:: DATASET ROWS ::

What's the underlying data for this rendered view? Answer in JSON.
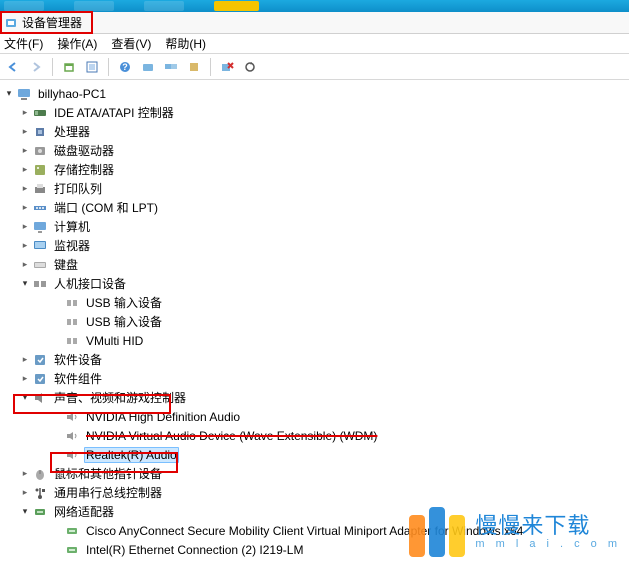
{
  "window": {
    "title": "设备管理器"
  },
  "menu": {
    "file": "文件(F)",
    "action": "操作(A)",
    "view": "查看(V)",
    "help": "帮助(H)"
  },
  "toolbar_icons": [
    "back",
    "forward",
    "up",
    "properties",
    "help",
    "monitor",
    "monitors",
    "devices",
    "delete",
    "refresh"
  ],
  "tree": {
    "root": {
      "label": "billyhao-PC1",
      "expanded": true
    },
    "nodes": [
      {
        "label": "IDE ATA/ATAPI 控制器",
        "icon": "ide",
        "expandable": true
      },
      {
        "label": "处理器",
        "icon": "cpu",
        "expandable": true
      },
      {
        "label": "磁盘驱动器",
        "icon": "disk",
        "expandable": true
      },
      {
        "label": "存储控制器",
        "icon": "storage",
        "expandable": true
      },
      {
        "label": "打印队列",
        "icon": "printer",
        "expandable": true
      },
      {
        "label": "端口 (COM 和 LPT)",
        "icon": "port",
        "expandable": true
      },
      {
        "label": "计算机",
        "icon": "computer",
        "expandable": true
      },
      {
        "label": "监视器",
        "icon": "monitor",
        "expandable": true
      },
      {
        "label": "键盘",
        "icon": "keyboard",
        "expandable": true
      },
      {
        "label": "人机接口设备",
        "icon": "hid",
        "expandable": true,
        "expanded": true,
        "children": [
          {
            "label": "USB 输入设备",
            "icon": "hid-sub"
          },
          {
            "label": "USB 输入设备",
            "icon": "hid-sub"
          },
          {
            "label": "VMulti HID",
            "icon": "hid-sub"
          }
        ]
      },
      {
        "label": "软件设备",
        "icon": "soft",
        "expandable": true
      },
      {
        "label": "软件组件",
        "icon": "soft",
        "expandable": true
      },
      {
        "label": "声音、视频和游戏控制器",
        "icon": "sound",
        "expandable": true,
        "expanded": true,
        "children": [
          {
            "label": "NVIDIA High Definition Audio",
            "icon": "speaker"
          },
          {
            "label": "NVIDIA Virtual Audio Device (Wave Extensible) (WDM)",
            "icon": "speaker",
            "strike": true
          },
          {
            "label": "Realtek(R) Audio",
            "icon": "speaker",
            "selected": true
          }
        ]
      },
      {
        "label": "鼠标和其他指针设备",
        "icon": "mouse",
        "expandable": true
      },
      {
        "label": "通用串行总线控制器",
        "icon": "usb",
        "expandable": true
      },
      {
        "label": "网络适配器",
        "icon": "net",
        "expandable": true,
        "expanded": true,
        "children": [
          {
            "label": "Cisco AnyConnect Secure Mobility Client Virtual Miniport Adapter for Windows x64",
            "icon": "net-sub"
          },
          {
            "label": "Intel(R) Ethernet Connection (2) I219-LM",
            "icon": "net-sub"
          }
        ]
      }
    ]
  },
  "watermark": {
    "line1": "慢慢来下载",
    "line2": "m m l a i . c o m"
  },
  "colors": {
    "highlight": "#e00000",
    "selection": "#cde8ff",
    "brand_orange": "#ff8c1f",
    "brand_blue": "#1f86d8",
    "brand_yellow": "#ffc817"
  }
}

:::

# OBJECTIVE
Go through the records and pull out each line that includes the word "NVIDIA".

# COMPLETED EXERCISE
            "label": "NVIDIA High Definition Audio",
            "label": "NVIDIA Virtual Audio Device (Wave Extensible) (WDM)",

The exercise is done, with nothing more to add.